Request — Quote all lines below exactly. Images stay out.

__________

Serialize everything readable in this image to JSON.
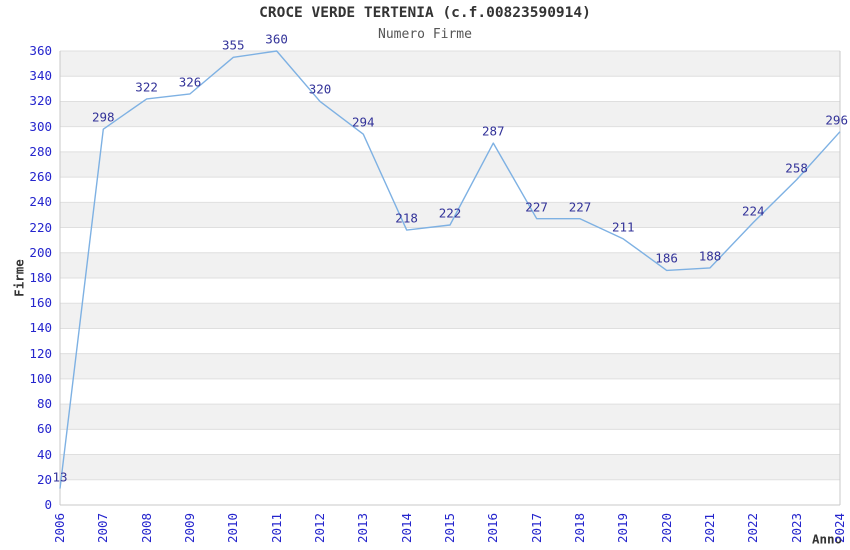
{
  "colors": {
    "line": "#7eb1e3",
    "tick_label": "#2525cd",
    "data_label": "#333399",
    "band": "#f1f1f1",
    "grid": "#dfdfdf",
    "border": "#c9c9c9",
    "title": "#333333",
    "subtitle": "#555555",
    "axis_title": "#333333",
    "background": "#ffffff"
  },
  "chart_data": {
    "type": "line",
    "title": "CROCE VERDE TERTENIA (c.f.00823590914)",
    "subtitle": "Numero Firme",
    "xlabel": "Anno",
    "ylabel": "Firme",
    "x": [
      "2006",
      "2007",
      "2008",
      "2009",
      "2010",
      "2011",
      "2012",
      "2013",
      "2014",
      "2015",
      "2016",
      "2017",
      "2018",
      "2019",
      "2020",
      "2021",
      "2022",
      "2023",
      "2024"
    ],
    "series": [
      {
        "name": "Numero Firme",
        "values": [
          13,
          298,
          322,
          326,
          355,
          360,
          320,
          294,
          218,
          222,
          287,
          227,
          227,
          211,
          186,
          188,
          224,
          258,
          296
        ]
      }
    ],
    "point_labels_visible": true,
    "ylim": [
      0,
      360
    ],
    "ytick_step": 20,
    "grid": "horizontal-gridlines-with-alternating-bands",
    "legend": "none"
  }
}
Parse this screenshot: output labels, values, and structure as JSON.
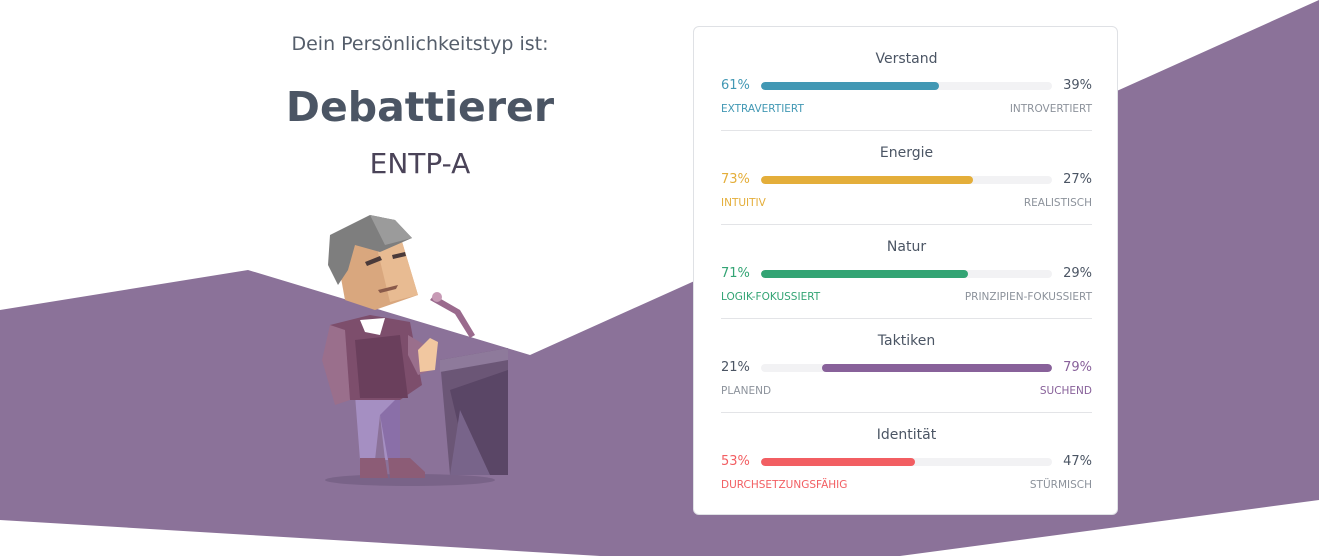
{
  "result": {
    "intro": "Dein Persönlichkeitstyp ist:",
    "type_name": "Debattierer",
    "type_code": "ENTP-A"
  },
  "colors": {
    "background_band": "#8b7299",
    "verstand": "#4298b4",
    "energie": "#e4ae3a",
    "natur": "#33a474",
    "taktiken": "#88619a",
    "identitaet": "#f25e62"
  },
  "traits": [
    {
      "title": "Verstand",
      "left_pct": "61%",
      "right_pct": "39%",
      "left_label": "EXTRAVERTIERT",
      "right_label": "INTROVERTIERT",
      "dominant": "left",
      "value": 61,
      "color": "#4298b4"
    },
    {
      "title": "Energie",
      "left_pct": "73%",
      "right_pct": "27%",
      "left_label": "INTUITIV",
      "right_label": "REALISTISCH",
      "dominant": "left",
      "value": 73,
      "color": "#e4ae3a"
    },
    {
      "title": "Natur",
      "left_pct": "71%",
      "right_pct": "29%",
      "left_label": "LOGIK-FOKUSSIERT",
      "right_label": "PRINZIPIEN-FOKUSSIERT",
      "dominant": "left",
      "value": 71,
      "color": "#33a474"
    },
    {
      "title": "Taktiken",
      "left_pct": "21%",
      "right_pct": "79%",
      "left_label": "PLANEND",
      "right_label": "SUCHEND",
      "dominant": "right",
      "value": 79,
      "color": "#88619a"
    },
    {
      "title": "Identität",
      "left_pct": "53%",
      "right_pct": "47%",
      "left_label": "DURCHSETZUNGSFÄHIG",
      "right_label": "STÜRMISCH",
      "dominant": "left",
      "value": 53,
      "color": "#f25e62"
    }
  ]
}
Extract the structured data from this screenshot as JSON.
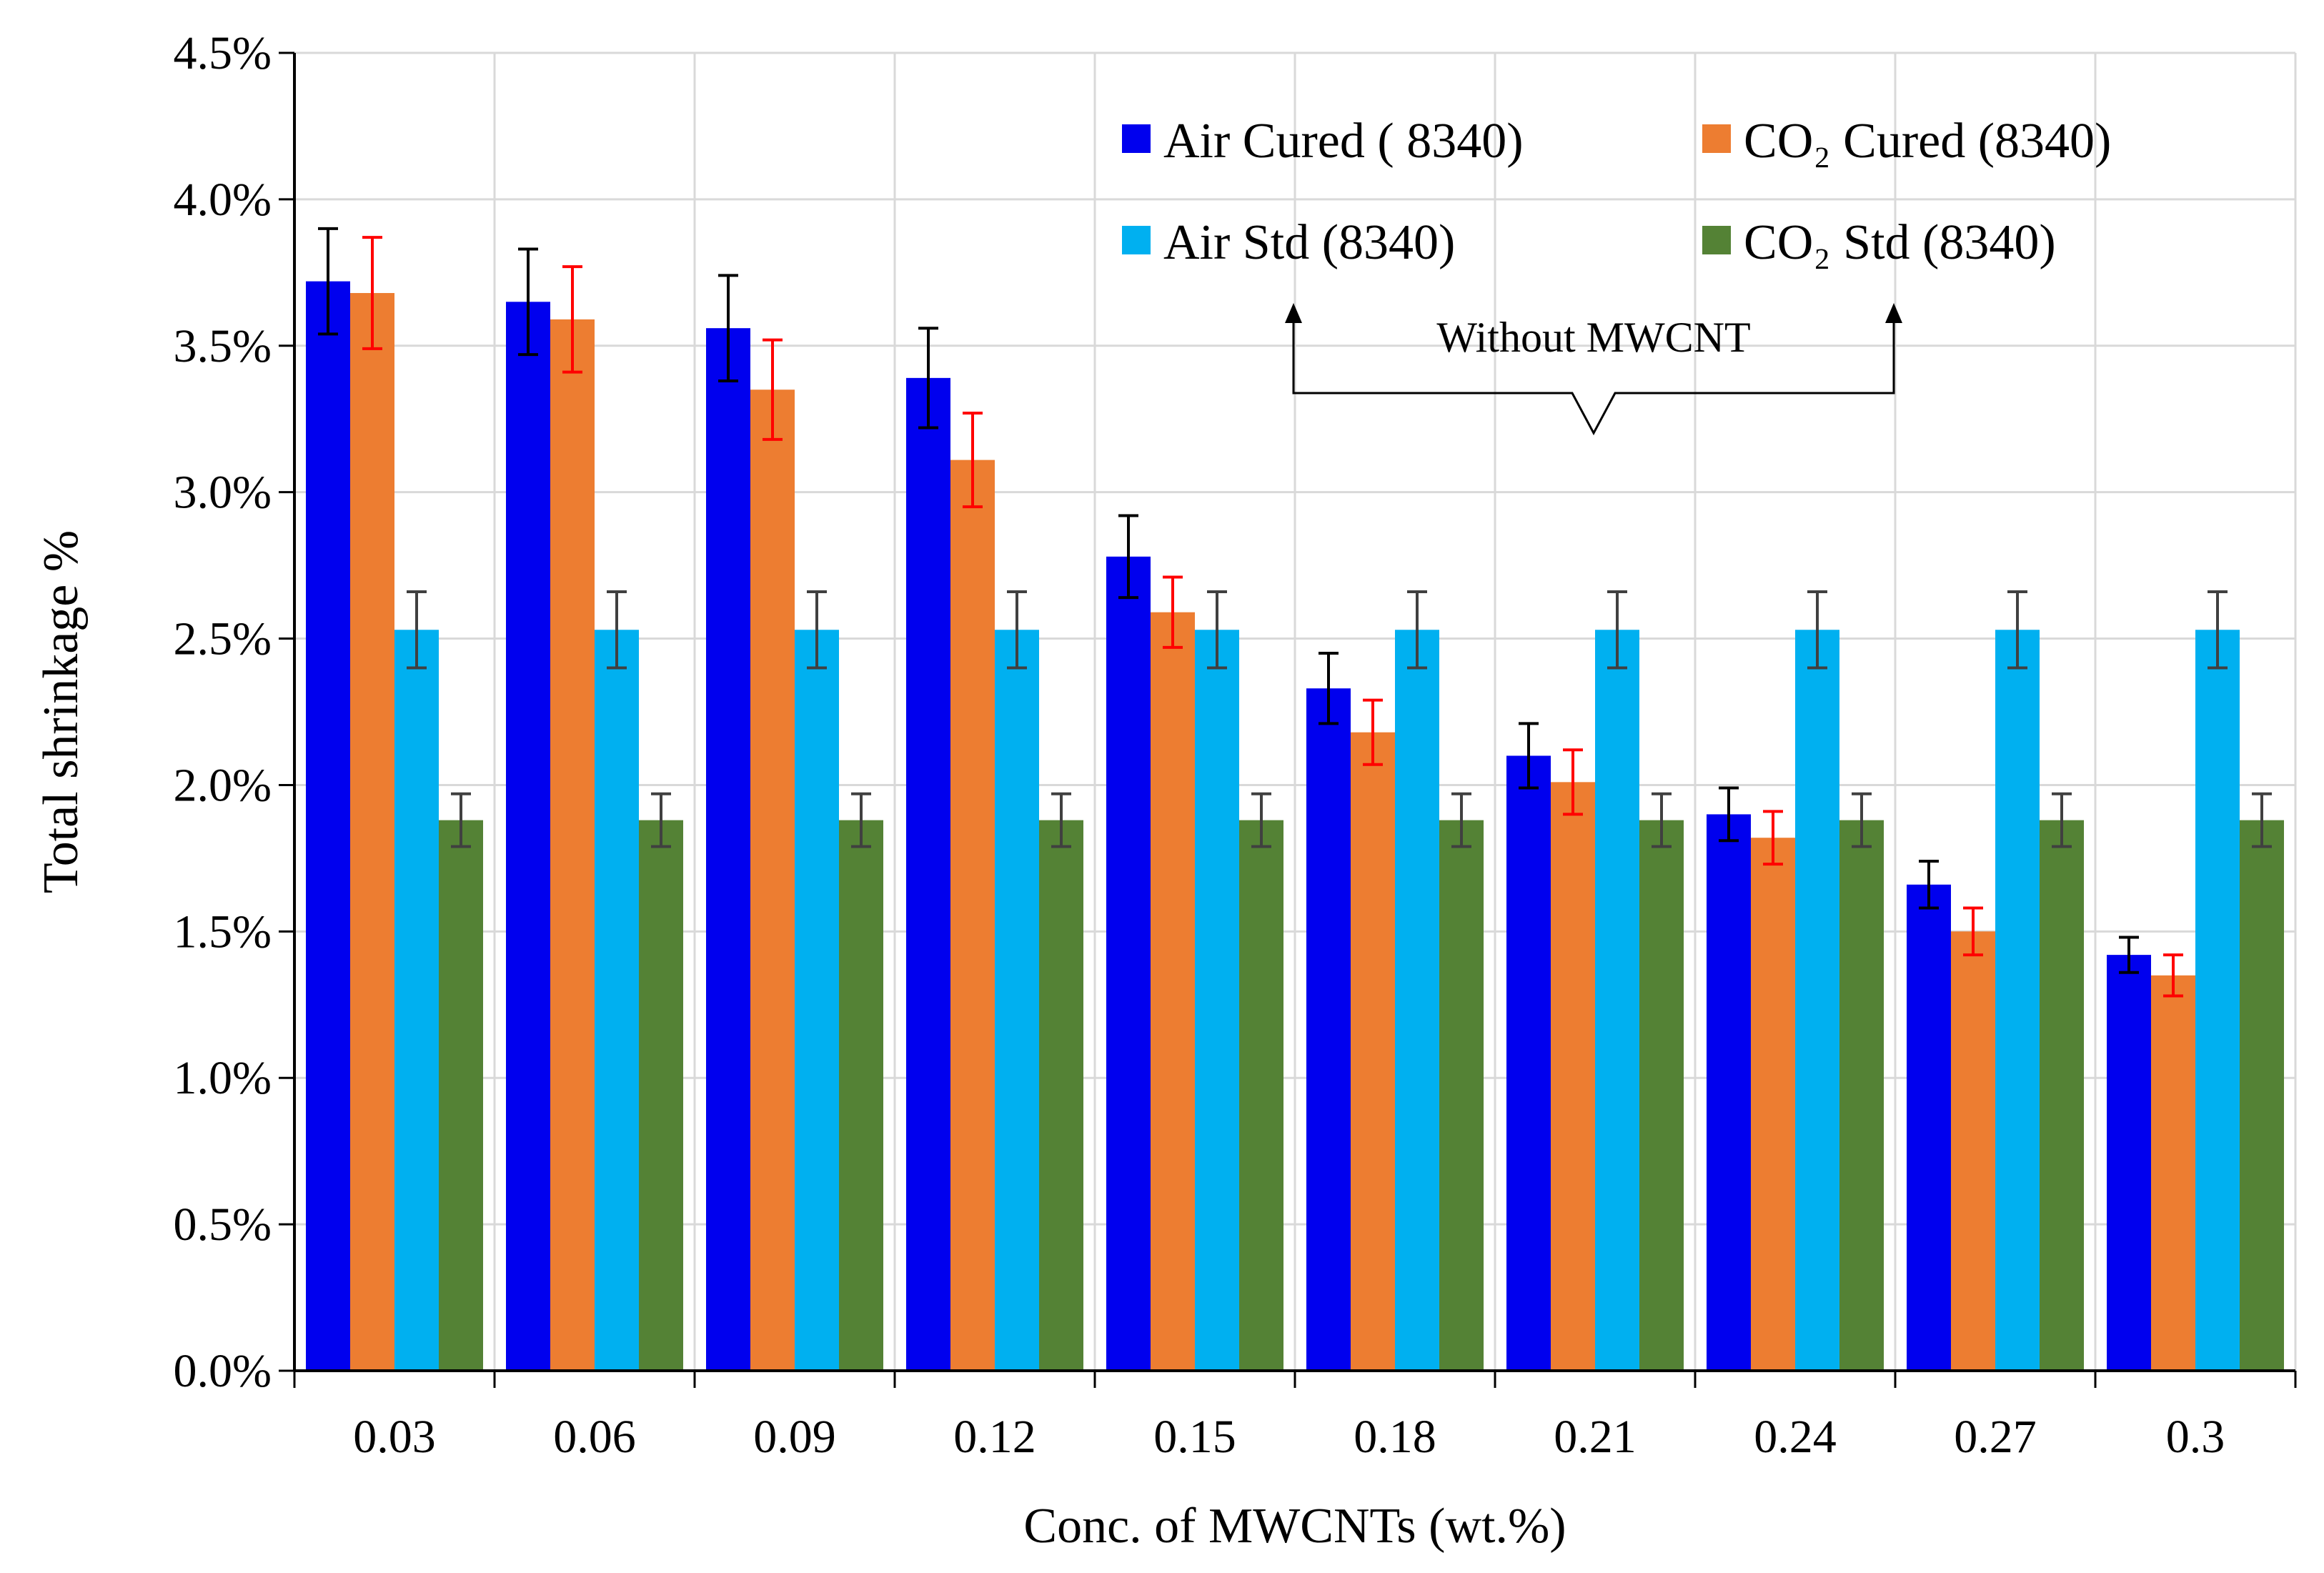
{
  "chart_data": {
    "type": "bar",
    "xlabel": "Conc. of MWCNTs  (wt.%)",
    "ylabel": "Total shrinkage %",
    "categories": [
      "0.03",
      "0.06",
      "0.09",
      "0.12",
      "0.15",
      "0.18",
      "0.21",
      "0.24",
      "0.27",
      "0.3"
    ],
    "ylim": [
      0,
      4.5
    ],
    "yticks": [
      "0.0%",
      "0.5%",
      "1.0%",
      "1.5%",
      "2.0%",
      "2.5%",
      "3.0%",
      "3.5%",
      "4.0%",
      "4.5%"
    ],
    "grid": true,
    "legend_position": "top-right",
    "series": [
      {
        "name": "Air Cured ( 8340)",
        "color": "#0000ee",
        "error_color": "#000000",
        "values": [
          3.72,
          3.65,
          3.56,
          3.39,
          2.78,
          2.33,
          2.1,
          1.9,
          1.66,
          1.42
        ],
        "errors": [
          0.18,
          0.18,
          0.18,
          0.17,
          0.14,
          0.12,
          0.11,
          0.09,
          0.08,
          0.06
        ]
      },
      {
        "name": "CO₂ Cured (8340)",
        "color": "#ed7d31",
        "error_color": "#ff0000",
        "values": [
          3.68,
          3.59,
          3.35,
          3.11,
          2.59,
          2.18,
          2.01,
          1.82,
          1.5,
          1.35
        ],
        "errors": [
          0.19,
          0.18,
          0.17,
          0.16,
          0.12,
          0.11,
          0.11,
          0.09,
          0.08,
          0.07
        ]
      },
      {
        "name": "Air Std (8340)",
        "color": "#00b0f0",
        "error_color": "#404040",
        "values": [
          2.53,
          2.53,
          2.53,
          2.53,
          2.53,
          2.53,
          2.53,
          2.53,
          2.53,
          2.53
        ],
        "errors": [
          0.13,
          0.13,
          0.13,
          0.13,
          0.13,
          0.13,
          0.13,
          0.13,
          0.13,
          0.13
        ]
      },
      {
        "name": "CO₂ Std (8340)",
        "color": "#548235",
        "error_color": "#404040",
        "values": [
          1.88,
          1.88,
          1.88,
          1.88,
          1.88,
          1.88,
          1.88,
          1.88,
          1.88,
          1.88
        ],
        "errors": [
          0.09,
          0.09,
          0.09,
          0.09,
          0.09,
          0.09,
          0.09,
          0.09,
          0.09,
          0.09
        ]
      }
    ],
    "annotation": {
      "text": "Without MWCNT"
    }
  }
}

__________

Response below —
Serialize everything readable in this image to JSON.
{
  "colors": {
    "line": "#7eb1e3",
    "tick_label": "#2525cd",
    "data_label": "#333399",
    "band": "#f1f1f1",
    "grid": "#dfdfdf",
    "border": "#c9c9c9",
    "title": "#333333",
    "subtitle": "#555555",
    "axis_title": "#333333",
    "background": "#ffffff"
  },
  "chart_data": {
    "type": "line",
    "title": "CROCE VERDE TERTENIA (c.f.00823590914)",
    "subtitle": "Numero Firme",
    "xlabel": "Anno",
    "ylabel": "Firme",
    "x": [
      "2006",
      "2007",
      "2008",
      "2009",
      "2010",
      "2011",
      "2012",
      "2013",
      "2014",
      "2015",
      "2016",
      "2017",
      "2018",
      "2019",
      "2020",
      "2021",
      "2022",
      "2023",
      "2024"
    ],
    "series": [
      {
        "name": "Numero Firme",
        "values": [
          13,
          298,
          322,
          326,
          355,
          360,
          320,
          294,
          218,
          222,
          287,
          227,
          227,
          211,
          186,
          188,
          224,
          258,
          296
        ]
      }
    ],
    "point_labels_visible": true,
    "ylim": [
      0,
      360
    ],
    "ytick_step": 20,
    "grid": "horizontal-gridlines-with-alternating-bands",
    "legend": "none"
  }
}
Parse this screenshot: output labels, values, and structure as JSON.
{
  "result": {
    "intro": "Dein Persönlichkeitstyp ist:",
    "type_name": "Debattierer",
    "type_code": "ENTP-A"
  },
  "colors": {
    "background_band": "#8b7299",
    "verstand": "#4298b4",
    "energie": "#e4ae3a",
    "natur": "#33a474",
    "taktiken": "#88619a",
    "identitaet": "#f25e62"
  },
  "traits": [
    {
      "title": "Verstand",
      "left_pct": "61%",
      "right_pct": "39%",
      "left_label": "EXTRAVERTIERT",
      "right_label": "INTROVERTIERT",
      "dominant": "left",
      "value": 61,
      "color": "#4298b4"
    },
    {
      "title": "Energie",
      "left_pct": "73%",
      "right_pct": "27%",
      "left_label": "INTUITIV",
      "right_label": "REALISTISCH",
      "dominant": "left",
      "value": 73,
      "color": "#e4ae3a"
    },
    {
      "title": "Natur",
      "left_pct": "71%",
      "right_pct": "29%",
      "left_label": "LOGIK-FOKUSSIERT",
      "right_label": "PRINZIPIEN-FOKUSSIERT",
      "dominant": "left",
      "value": 71,
      "color": "#33a474"
    },
    {
      "title": "Taktiken",
      "left_pct": "21%",
      "right_pct": "79%",
      "left_label": "PLANEND",
      "right_label": "SUCHEND",
      "dominant": "right",
      "value": 79,
      "color": "#88619a"
    },
    {
      "title": "Identität",
      "left_pct": "53%",
      "right_pct": "47%",
      "left_label": "DURCHSETZUNGSFÄHIG",
      "right_label": "STÜRMISCH",
      "dominant": "left",
      "value": 53,
      "color": "#f25e62"
    }
  ]
}
Extract the structured data from this screenshot as JSON.
{
  "chart_data": {
    "type": "bar",
    "xlabel": "Conc. of MWCNTs  (wt.%)",
    "ylabel": "Total shrinkage %",
    "categories": [
      "0.03",
      "0.06",
      "0.09",
      "0.12",
      "0.15",
      "0.18",
      "0.21",
      "0.24",
      "0.27",
      "0.3"
    ],
    "ylim": [
      0,
      4.5
    ],
    "yticks": [
      "0.0%",
      "0.5%",
      "1.0%",
      "1.5%",
      "2.0%",
      "2.5%",
      "3.0%",
      "3.5%",
      "4.0%",
      "4.5%"
    ],
    "grid": true,
    "legend_position": "top-right",
    "series": [
      {
        "name": "Air Cured ( 8340)",
        "color": "#0000ee",
        "error_color": "#000000",
        "values": [
          3.72,
          3.65,
          3.56,
          3.39,
          2.78,
          2.33,
          2.1,
          1.9,
          1.66,
          1.42
        ],
        "errors": [
          0.18,
          0.18,
          0.18,
          0.17,
          0.14,
          0.12,
          0.11,
          0.09,
          0.08,
          0.06
        ]
      },
      {
        "name": "CO₂ Cured (8340)",
        "color": "#ed7d31",
        "error_color": "#ff0000",
        "values": [
          3.68,
          3.59,
          3.35,
          3.11,
          2.59,
          2.18,
          2.01,
          1.82,
          1.5,
          1.35
        ],
        "errors": [
          0.19,
          0.18,
          0.17,
          0.16,
          0.12,
          0.11,
          0.11,
          0.09,
          0.08,
          0.07
        ]
      },
      {
        "name": "Air Std (8340)",
        "color": "#00b0f0",
        "error_color": "#404040",
        "values": [
          2.53,
          2.53,
          2.53,
          2.53,
          2.53,
          2.53,
          2.53,
          2.53,
          2.53,
          2.53
        ],
        "errors": [
          0.13,
          0.13,
          0.13,
          0.13,
          0.13,
          0.13,
          0.13,
          0.13,
          0.13,
          0.13
        ]
      },
      {
        "name": "CO₂ Std (8340)",
        "color": "#548235",
        "error_color": "#404040",
        "values": [
          1.88,
          1.88,
          1.88,
          1.88,
          1.88,
          1.88,
          1.88,
          1.88,
          1.88,
          1.88
        ],
        "errors": [
          0.09,
          0.09,
          0.09,
          0.09,
          0.09,
          0.09,
          0.09,
          0.09,
          0.09,
          0.09
        ]
      }
    ],
    "annotation": {
      "text": "Without MWCNT"
    }
  }
}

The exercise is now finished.